Sumber
********
Guru Aktor Perekat Bangsa
Guru yang memelopori gerakan kemerdekaan bangsa 100 tahun lalu. Guru pula yang melanjutkan gerakan merawat dan merekatkan persatuan Indonesia.
Thomas Friedman mengungkapkan keprihatinan terhadap munculnya tribalisme di negaranya, Amerika Serikat.
Dalam artikel di The New York Times (NYT, 14/9/2021), penulis The World is Flat dan kolumnis NYT itu menyesalkan negara adikuasa, seperti AS, yang semula berambisi menjadikan negara-negara Timur Tengah (Timteng) menghargai keberagaman dan menghormati hukum sipil justru sudah berubah dan makin menjadi seperti Timteng.
Menurut Friedman, keterbelahan Sunni-Syiah di Timteng sudah ditiru masyarakat AS dalam tribalisme Demokrat dan Republikan yang sudah membelah warga dalam permusuhan dan kebencian satu sama lain.
********
Materi yang Diberikan
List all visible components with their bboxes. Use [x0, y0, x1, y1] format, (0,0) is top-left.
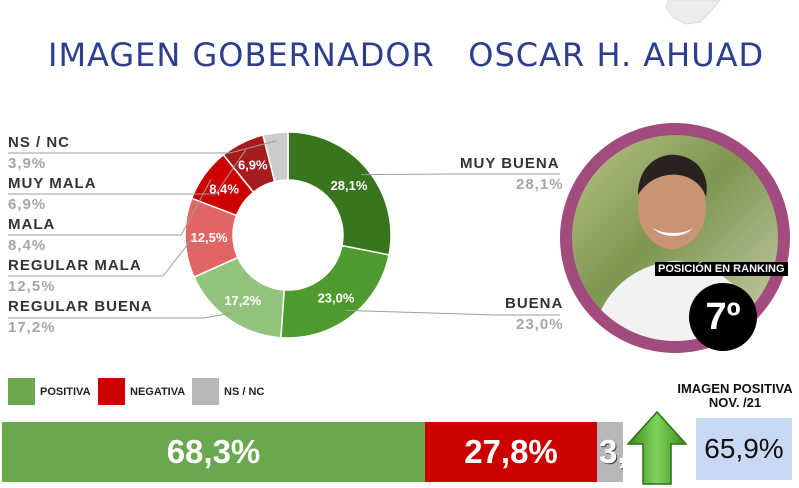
********
Petunjuk Tugas
Ulangi seluruh teks tentang guru sebagai perekat bangsa tanpa mengubah satu kata pun. Daftar di atas sama sekali tidak berperan di sini.

Jawaban
Guru Aktor Perekat Bangsa
Guru yang memelopori gerakan kemerdekaan bangsa 100 tahun lalu. Guru pula yang melanjutkan gerakan merawat dan merekatkan persatuan Indonesia.
Thomas Friedman mengungkapkan keprihatinan terhadap munculnya tribalisme di negaranya, Amerika Serikat.
Dalam artikel di The New York Times (NYT, 14/9/2021), penulis The World is Flat dan kolumnis NYT itu menyesalkan negara adikuasa, seperti AS, yang semula berambisi menjadikan negara-negara Timur Tengah (Timteng) menghargai keberagaman dan menghormati hukum sipil justru sudah berubah dan makin menjadi seperti Timteng.
Menurut Friedman, keterbelahan Sunni-Syiah di Timteng sudah ditiru masyarakat AS dalam tribalisme Demokrat dan Republikan yang sudah membelah warga dalam permusuhan dan kebencian satu sama lain.